WHAT THE TASK REQUIRES: Extract the whole listing as it stands. Do not include the pictures.

DATASET ENTRIES:
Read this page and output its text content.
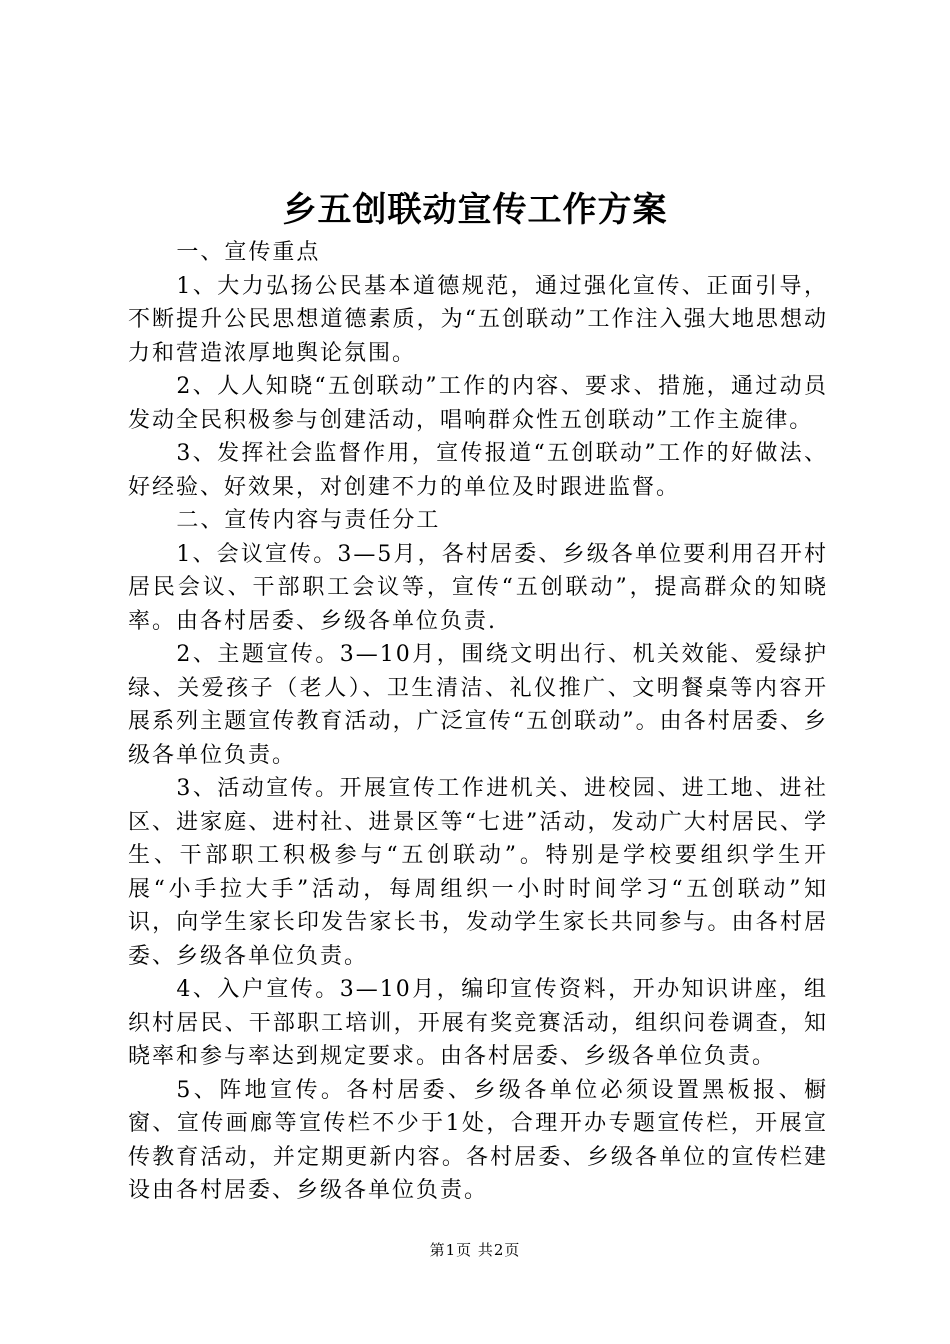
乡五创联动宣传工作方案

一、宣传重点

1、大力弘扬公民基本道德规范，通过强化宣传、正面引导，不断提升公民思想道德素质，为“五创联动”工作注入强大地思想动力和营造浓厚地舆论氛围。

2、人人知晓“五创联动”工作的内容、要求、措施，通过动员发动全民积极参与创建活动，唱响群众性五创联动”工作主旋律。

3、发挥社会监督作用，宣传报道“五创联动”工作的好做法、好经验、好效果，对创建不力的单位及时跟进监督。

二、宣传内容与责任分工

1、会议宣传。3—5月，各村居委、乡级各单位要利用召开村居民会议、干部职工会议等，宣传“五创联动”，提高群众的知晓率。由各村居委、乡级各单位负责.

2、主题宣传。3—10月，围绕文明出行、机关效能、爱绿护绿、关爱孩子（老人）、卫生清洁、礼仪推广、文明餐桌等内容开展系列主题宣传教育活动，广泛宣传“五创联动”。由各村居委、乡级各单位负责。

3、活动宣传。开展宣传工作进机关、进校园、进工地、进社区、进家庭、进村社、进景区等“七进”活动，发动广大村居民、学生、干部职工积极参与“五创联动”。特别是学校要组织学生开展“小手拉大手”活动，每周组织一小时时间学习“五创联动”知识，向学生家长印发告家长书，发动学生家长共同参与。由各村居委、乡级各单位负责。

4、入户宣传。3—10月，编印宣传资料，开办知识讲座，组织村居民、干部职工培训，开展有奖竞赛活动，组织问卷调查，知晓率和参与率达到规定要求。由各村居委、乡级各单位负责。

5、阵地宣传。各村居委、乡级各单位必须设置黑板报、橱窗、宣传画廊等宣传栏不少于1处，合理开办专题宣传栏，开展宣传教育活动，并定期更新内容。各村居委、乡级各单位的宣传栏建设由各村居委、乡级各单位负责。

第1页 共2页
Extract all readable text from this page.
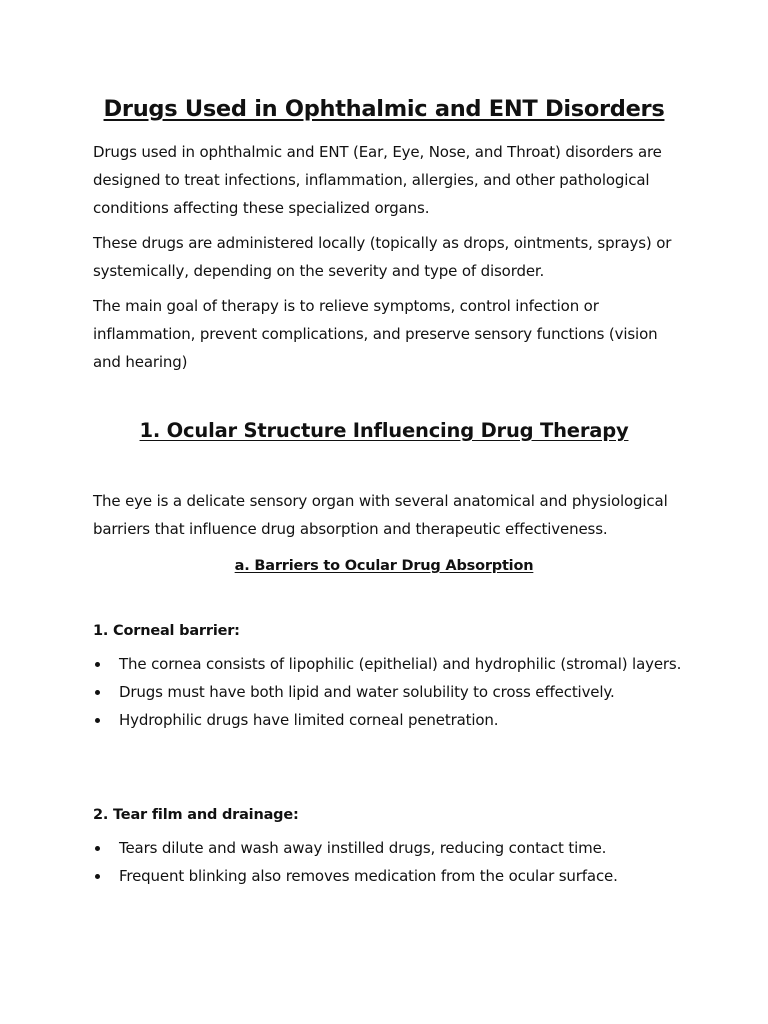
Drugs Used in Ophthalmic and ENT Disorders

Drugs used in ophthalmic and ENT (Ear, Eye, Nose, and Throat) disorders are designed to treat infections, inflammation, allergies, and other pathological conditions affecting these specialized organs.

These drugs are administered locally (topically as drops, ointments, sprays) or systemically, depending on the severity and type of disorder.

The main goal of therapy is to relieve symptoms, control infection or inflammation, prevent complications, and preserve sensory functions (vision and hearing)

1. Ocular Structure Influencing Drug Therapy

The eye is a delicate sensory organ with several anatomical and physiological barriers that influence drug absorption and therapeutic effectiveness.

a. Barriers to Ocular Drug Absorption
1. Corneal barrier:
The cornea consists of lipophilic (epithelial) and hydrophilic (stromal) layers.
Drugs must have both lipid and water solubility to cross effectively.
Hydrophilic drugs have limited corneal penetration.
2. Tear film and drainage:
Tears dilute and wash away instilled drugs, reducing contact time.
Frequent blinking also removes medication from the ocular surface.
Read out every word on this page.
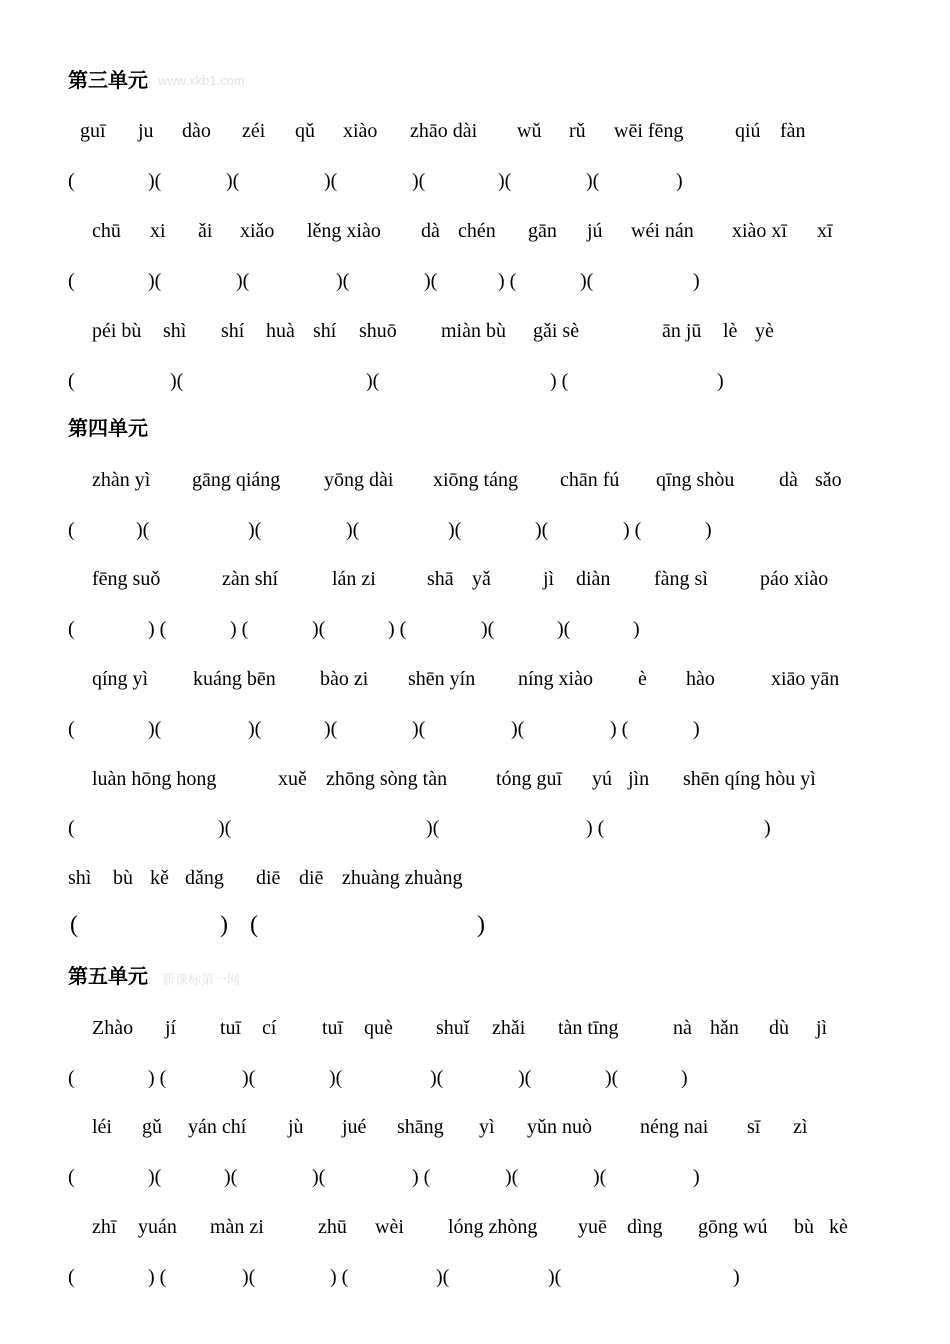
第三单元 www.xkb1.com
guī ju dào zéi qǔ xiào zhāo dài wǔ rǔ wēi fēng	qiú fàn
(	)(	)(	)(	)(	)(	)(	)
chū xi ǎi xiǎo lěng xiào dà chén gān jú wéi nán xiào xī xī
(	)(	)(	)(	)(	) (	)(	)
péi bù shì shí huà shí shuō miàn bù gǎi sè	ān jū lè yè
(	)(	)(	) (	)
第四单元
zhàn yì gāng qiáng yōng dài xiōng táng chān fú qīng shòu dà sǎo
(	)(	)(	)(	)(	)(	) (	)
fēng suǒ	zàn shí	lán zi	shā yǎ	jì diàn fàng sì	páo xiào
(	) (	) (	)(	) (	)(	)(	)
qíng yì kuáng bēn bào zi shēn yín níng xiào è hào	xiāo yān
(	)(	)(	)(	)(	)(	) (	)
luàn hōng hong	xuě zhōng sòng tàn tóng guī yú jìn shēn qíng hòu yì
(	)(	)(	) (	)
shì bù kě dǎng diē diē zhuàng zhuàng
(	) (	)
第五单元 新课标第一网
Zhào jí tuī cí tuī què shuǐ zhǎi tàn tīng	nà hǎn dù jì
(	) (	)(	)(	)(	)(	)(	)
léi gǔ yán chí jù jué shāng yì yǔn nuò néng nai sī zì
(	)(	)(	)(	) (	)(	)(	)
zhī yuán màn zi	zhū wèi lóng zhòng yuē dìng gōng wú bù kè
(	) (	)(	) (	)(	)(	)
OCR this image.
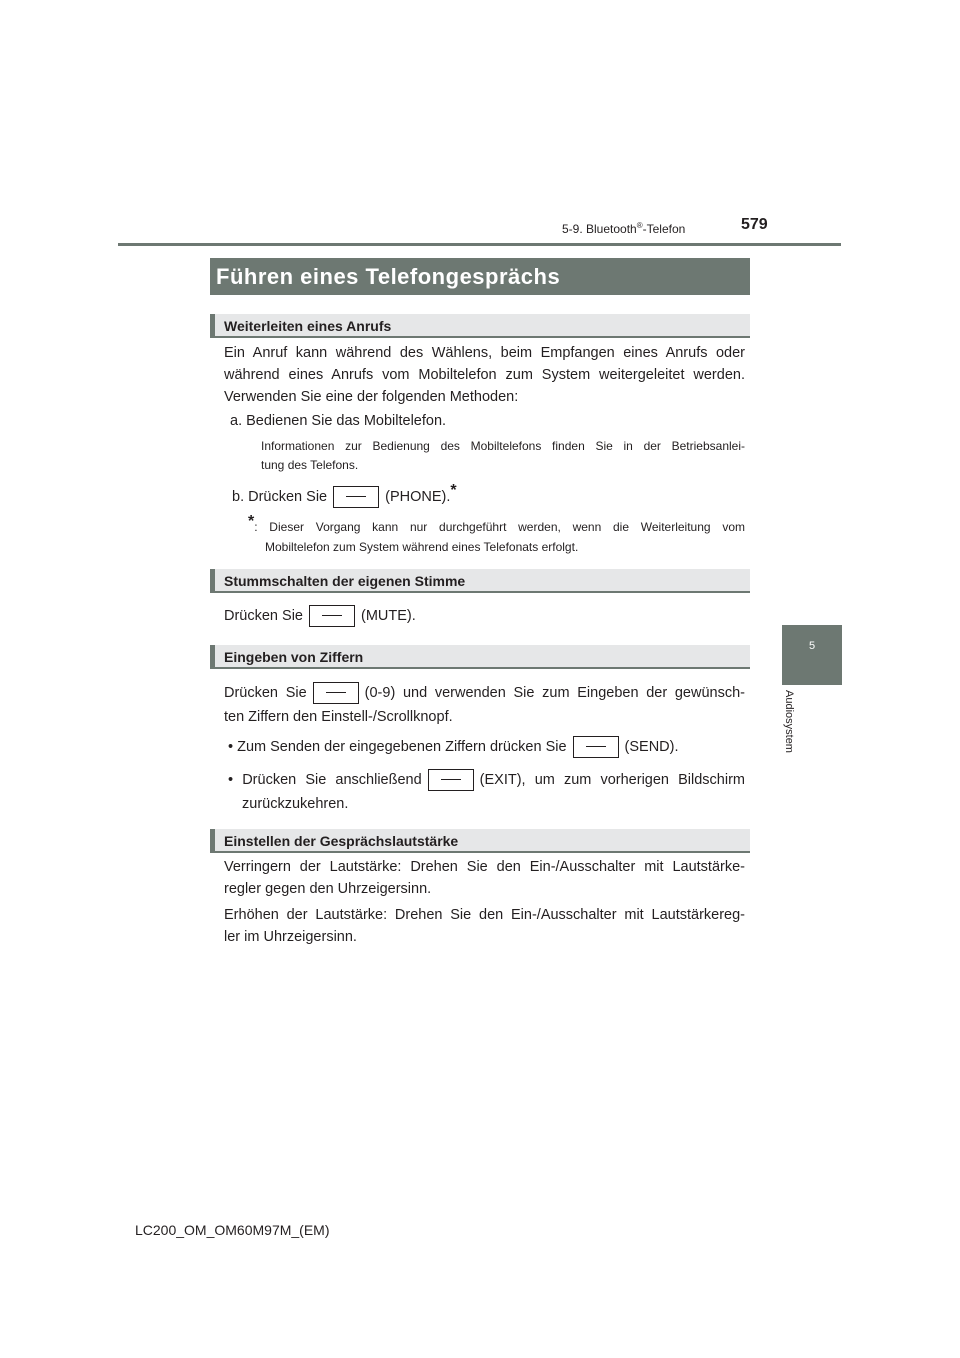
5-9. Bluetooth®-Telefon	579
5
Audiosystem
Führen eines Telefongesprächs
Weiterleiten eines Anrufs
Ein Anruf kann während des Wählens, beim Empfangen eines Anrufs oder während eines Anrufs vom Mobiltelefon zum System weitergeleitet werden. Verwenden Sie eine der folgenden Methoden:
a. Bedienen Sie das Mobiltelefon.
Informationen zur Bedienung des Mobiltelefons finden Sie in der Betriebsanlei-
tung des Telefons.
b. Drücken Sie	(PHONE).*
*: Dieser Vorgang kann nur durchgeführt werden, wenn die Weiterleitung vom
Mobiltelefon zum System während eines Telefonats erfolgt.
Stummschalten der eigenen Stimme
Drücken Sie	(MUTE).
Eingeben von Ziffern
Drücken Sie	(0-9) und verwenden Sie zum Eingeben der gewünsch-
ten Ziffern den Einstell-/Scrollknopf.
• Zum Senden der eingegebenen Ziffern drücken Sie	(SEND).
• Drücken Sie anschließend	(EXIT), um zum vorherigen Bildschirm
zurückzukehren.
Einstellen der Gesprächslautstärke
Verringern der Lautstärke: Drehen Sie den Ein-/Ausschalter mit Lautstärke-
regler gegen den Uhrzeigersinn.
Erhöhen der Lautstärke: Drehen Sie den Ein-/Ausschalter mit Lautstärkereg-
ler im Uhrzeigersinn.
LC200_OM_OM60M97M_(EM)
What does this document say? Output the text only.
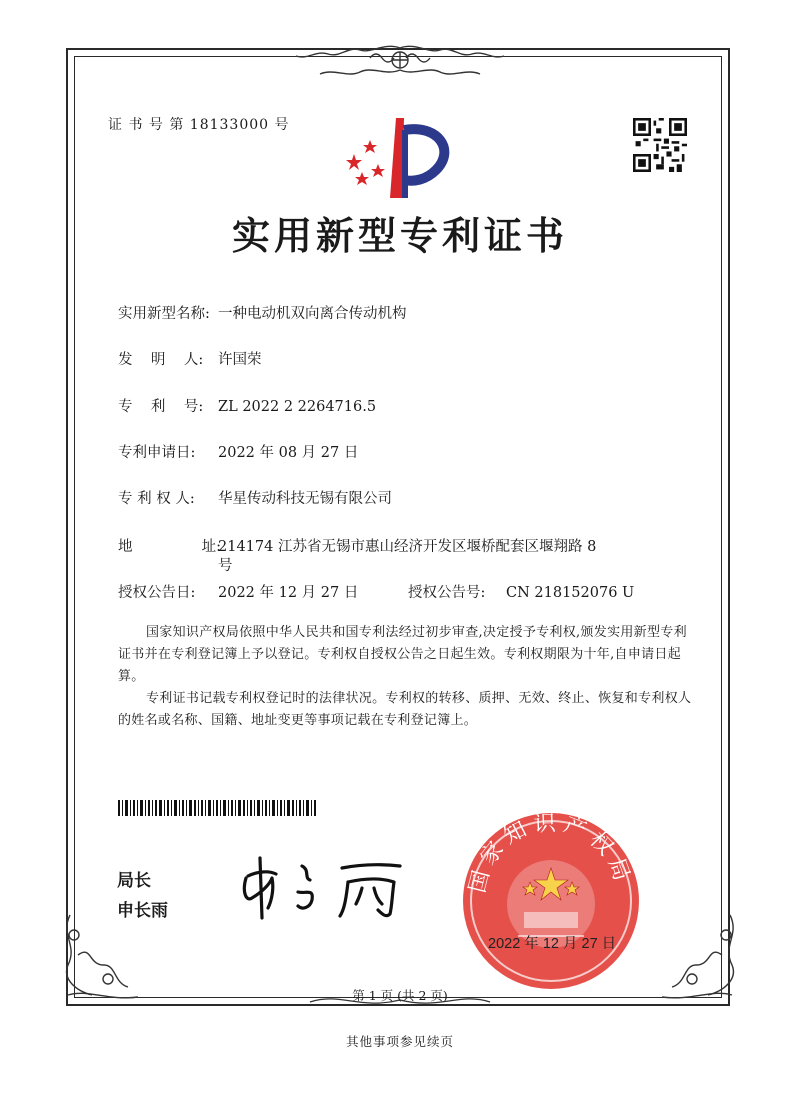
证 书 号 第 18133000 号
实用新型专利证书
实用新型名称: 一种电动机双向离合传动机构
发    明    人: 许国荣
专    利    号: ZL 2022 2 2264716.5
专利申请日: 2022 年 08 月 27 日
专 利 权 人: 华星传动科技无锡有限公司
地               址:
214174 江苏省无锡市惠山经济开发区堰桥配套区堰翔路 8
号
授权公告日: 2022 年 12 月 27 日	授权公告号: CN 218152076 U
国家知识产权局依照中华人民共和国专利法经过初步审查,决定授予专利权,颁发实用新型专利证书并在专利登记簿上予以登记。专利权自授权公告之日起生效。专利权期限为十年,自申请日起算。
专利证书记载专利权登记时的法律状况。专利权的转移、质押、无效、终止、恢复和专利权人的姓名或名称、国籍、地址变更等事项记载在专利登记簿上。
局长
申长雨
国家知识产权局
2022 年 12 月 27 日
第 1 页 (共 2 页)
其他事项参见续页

FINAL ANSWER:
Read this page and output its text content.
乡五创联动宣传工作方案

一、宣传重点

1、大力弘扬公民基本道德规范，通过强化宣传、正面引导，不断提升公民思想道德素质，为“五创联动”工作注入强大地思想动力和营造浓厚地舆论氛围。

2、人人知晓“五创联动”工作的内容、要求、措施，通过动员发动全民积极参与创建活动，唱响群众性五创联动”工作主旋律。

3、发挥社会监督作用，宣传报道“五创联动”工作的好做法、好经验、好效果，对创建不力的单位及时跟进监督。

二、宣传内容与责任分工

1、会议宣传。3—5月，各村居委、乡级各单位要利用召开村居民会议、干部职工会议等，宣传“五创联动”，提高群众的知晓率。由各村居委、乡级各单位负责.

2、主题宣传。3—10月，围绕文明出行、机关效能、爱绿护绿、关爱孩子（老人）、卫生清洁、礼仪推广、文明餐桌等内容开展系列主题宣传教育活动，广泛宣传“五创联动”。由各村居委、乡级各单位负责。

3、活动宣传。开展宣传工作进机关、进校园、进工地、进社区、进家庭、进村社、进景区等“七进”活动，发动广大村居民、学生、干部职工积极参与“五创联动”。特别是学校要组织学生开展“小手拉大手”活动，每周组织一小时时间学习“五创联动”知识，向学生家长印发告家长书，发动学生家长共同参与。由各村居委、乡级各单位负责。

4、入户宣传。3—10月，编印宣传资料，开办知识讲座，组织村居民、干部职工培训，开展有奖竞赛活动，组织问卷调查，知晓率和参与率达到规定要求。由各村居委、乡级各单位负责。

5、阵地宣传。各村居委、乡级各单位必须设置黑板报、橱窗、宣传画廊等宣传栏不少于1处，合理开办专题宣传栏，开展宣传教育活动，并定期更新内容。各村居委、乡级各单位的宣传栏建设由各村居委、乡级各单位负责。

第1页 共2页
Extract all readable text from this page.
Drugs Used in Ophthalmic and ENT Disorders

Drugs used in ophthalmic and ENT (Ear, Eye, Nose, and Throat) disorders are designed to treat infections, inflammation, allergies, and other pathological conditions affecting these specialized organs.

These drugs are administered locally (topically as drops, ointments, sprays) or systemically, depending on the severity and type of disorder.

The main goal of therapy is to relieve symptoms, control infection or inflammation, prevent complications, and preserve sensory functions (vision and hearing)

1. Ocular Structure Influencing Drug Therapy

The eye is a delicate sensory organ with several anatomical and physiological barriers that influence drug absorption and therapeutic effectiveness.

a. Barriers to Ocular Drug Absorption
1. Corneal barrier:
The cornea consists of lipophilic (epithelial) and hydrophilic (stromal) layers.
Drugs must have both lipid and water solubility to cross effectively.
Hydrophilic drugs have limited corneal penetration.
2. Tear film and drainage:
Tears dilute and wash away instilled drugs, reducing contact time.
Frequent blinking also removes medication from the ocular surface.
Read out every word on this page.
第三单元 www.xkb1.com
guī ju dào zéi qǔ xiào zhāo dài wǔ rǔ wēi fēng	qiú fàn
(	)(	)(	)(	)(	)(	)(	)
chū xi ǎi xiǎo lěng xiào dà chén gān jú wéi nán xiào xī xī
(	)(	)(	)(	)(	) (	)(	)
péi bù shì shí huà shí shuō miàn bù gǎi sè	ān jū lè yè
(	)(	)(	) (	)
第四单元
zhàn yì gāng qiáng yōng dài xiōng táng chān fú qīng shòu dà sǎo
(	)(	)(	)(	)(	)(	) (	)
fēng suǒ	zàn shí	lán zi	shā yǎ	jì diàn fàng sì	páo xiào
(	) (	) (	)(	) (	)(	)(	)
qíng yì kuáng bēn bào zi shēn yín níng xiào è hào	xiāo yān
(	)(	)(	)(	)(	)(	) (	)
luàn hōng hong	xuě zhōng sòng tàn tóng guī yú jìn shēn qíng hòu yì
(	)(	)(	) (	)
shì bù kě dǎng diē diē zhuàng zhuàng
(	) (	)
第五单元 新课标第一网
Zhào jí tuī cí tuī què shuǐ zhǎi tàn tīng	nà hǎn dù jì
(	) (	)(	)(	)(	)(	)(	)
léi gǔ yán chí jù jué shāng yì yǔn nuò néng nai sī zì
(	)(	)(	)(	) (	)(	)(	)
zhī yuán màn zi	zhū wèi lóng zhòng yuē dìng gōng wú bù kè
(	) (	)(	) (	)(	)(	)
OCR this image.
5-9. Bluetooth®-Telefon	579
5
Audiosystem
Führen eines Telefongesprächs
Weiterleiten eines Anrufs
Ein Anruf kann während des Wählens, beim Empfangen eines Anrufs oder während eines Anrufs vom Mobiltelefon zum System weitergeleitet werden. Verwenden Sie eine der folgenden Methoden:
a. Bedienen Sie das Mobiltelefon.
Informationen zur Bedienung des Mobiltelefons finden Sie in der Betriebsanlei-
tung des Telefons.
b. Drücken Sie	(PHONE).*
*: Dieser Vorgang kann nur durchgeführt werden, wenn die Weiterleitung vom
Mobiltelefon zum System während eines Telefonats erfolgt.
Stummschalten der eigenen Stimme
Drücken Sie	(MUTE).
Eingeben von Ziffern
Drücken Sie	(0-9) und verwenden Sie zum Eingeben der gewünsch-
ten Ziffern den Einstell-/Scrollknopf.
• Zum Senden der eingegebenen Ziffern drücken Sie	(SEND).
• Drücken Sie anschließend	(EXIT), um zum vorherigen Bildschirm
zurückzukehren.
Einstellen der Gesprächslautstärke
Verringern der Lautstärke: Drehen Sie den Ein-/Ausschalter mit Lautstärke-
regler gegen den Uhrzeigersinn.
Erhöhen der Lautstärke: Drehen Sie den Ein-/Ausschalter mit Lautstärkereg-
ler im Uhrzeigersinn.
LC200_OM_OM60M97M_(EM)
What does this document say? Output the text only.
证 书 号 第 18133000 号
实用新型专利证书
实用新型名称: 一种电动机双向离合传动机构
发    明    人: 许国荣
专    利    号: ZL 2022 2 2264716.5
专利申请日: 2022 年 08 月 27 日
专 利 权 人: 华星传动科技无锡有限公司
地               址:
214174 江苏省无锡市惠山经济开发区堰桥配套区堰翔路 8
号
授权公告日: 2022 年 12 月 27 日	授权公告号: CN 218152076 U
国家知识产权局依照中华人民共和国专利法经过初步审查,决定授予专利权,颁发实用新型专利证书并在专利登记簿上予以登记。专利权自授权公告之日起生效。专利权期限为十年,自申请日起算。
专利证书记载专利权登记时的法律状况。专利权的转移、质押、无效、终止、恢复和专利权人的姓名或名称、国籍、地址变更等事项记载在专利登记簿上。
局长
申长雨
国家知识产权局
2022 年 12 月 27 日
第 1 页 (共 2 页)
其他事项参见续页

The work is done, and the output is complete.